►

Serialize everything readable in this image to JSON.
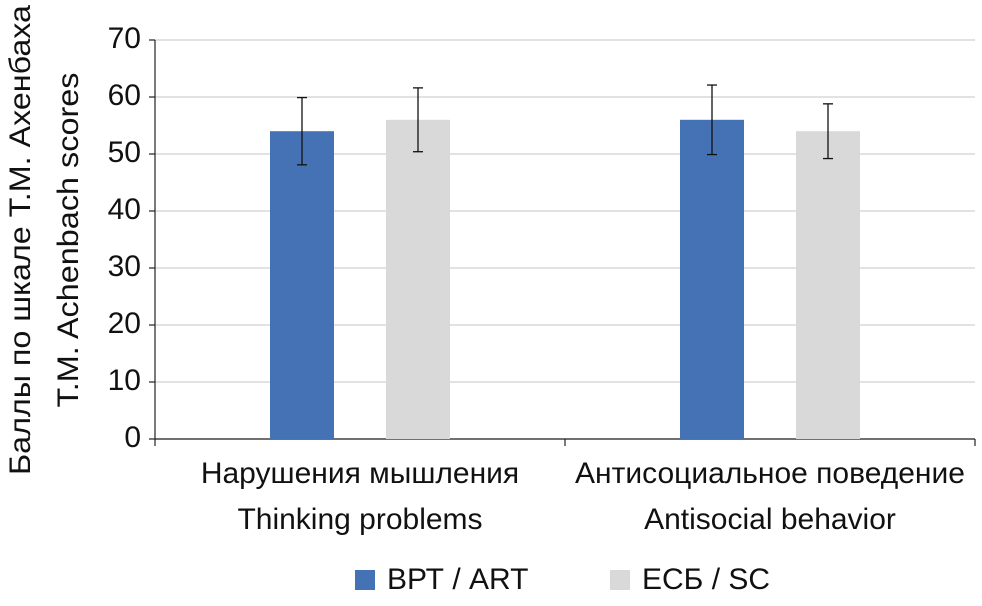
{
  "chart_data": {
    "type": "bar",
    "ylabel": [
      "Баллы по шкале Т.М. Ахенбаха",
      "T.M. Achenbach scores"
    ],
    "categories": [
      [
        "Нарушения мышления",
        "Thinking problems"
      ],
      [
        "Антисоциальное поведение",
        "Antisocial behavior"
      ]
    ],
    "series": [
      {
        "name": "ВРТ / ART",
        "color": "#4472b4",
        "values": [
          54,
          56
        ],
        "errors": [
          5.9,
          6.1
        ]
      },
      {
        "name": "ЕСБ / SC",
        "color": "#d9d9d9",
        "values": [
          56,
          54
        ],
        "errors": [
          5.6,
          4.8
        ]
      }
    ],
    "ylim": [
      0,
      70
    ],
    "yticks": [
      0,
      10,
      20,
      30,
      40,
      50,
      60,
      70
    ],
    "grid": true,
    "legend": "bottom"
  }
}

◄

**WHAT IS EXPECTED:**
The data above needs to be retyped exactly, with the images left out.

**WRITTEN ANSWER:**
Serialize everything readable in this image to JSON.
{
  "chart_data": {
    "type": "bar",
    "ylabel": [
      "Баллы по шкале Т.М. Ахенбаха",
      "T.M. Achenbach scores"
    ],
    "categories": [
      [
        "Нарушения мышления",
        "Thinking problems"
      ],
      [
        "Антисоциальное поведение",
        "Antisocial behavior"
      ]
    ],
    "series": [
      {
        "name": "ВРТ / ART",
        "color": "#4472b4",
        "values": [
          54,
          56
        ],
        "errors": [
          5.9,
          6.1
        ]
      },
      {
        "name": "ЕСБ / SC",
        "color": "#d9d9d9",
        "values": [
          56,
          54
        ],
        "errors": [
          5.6,
          4.8
        ]
      }
    ],
    "ylim": [
      0,
      70
    ],
    "yticks": [
      0,
      10,
      20,
      30,
      40,
      50,
      60,
      70
    ],
    "grid": true,
    "legend": "bottom"
  }
}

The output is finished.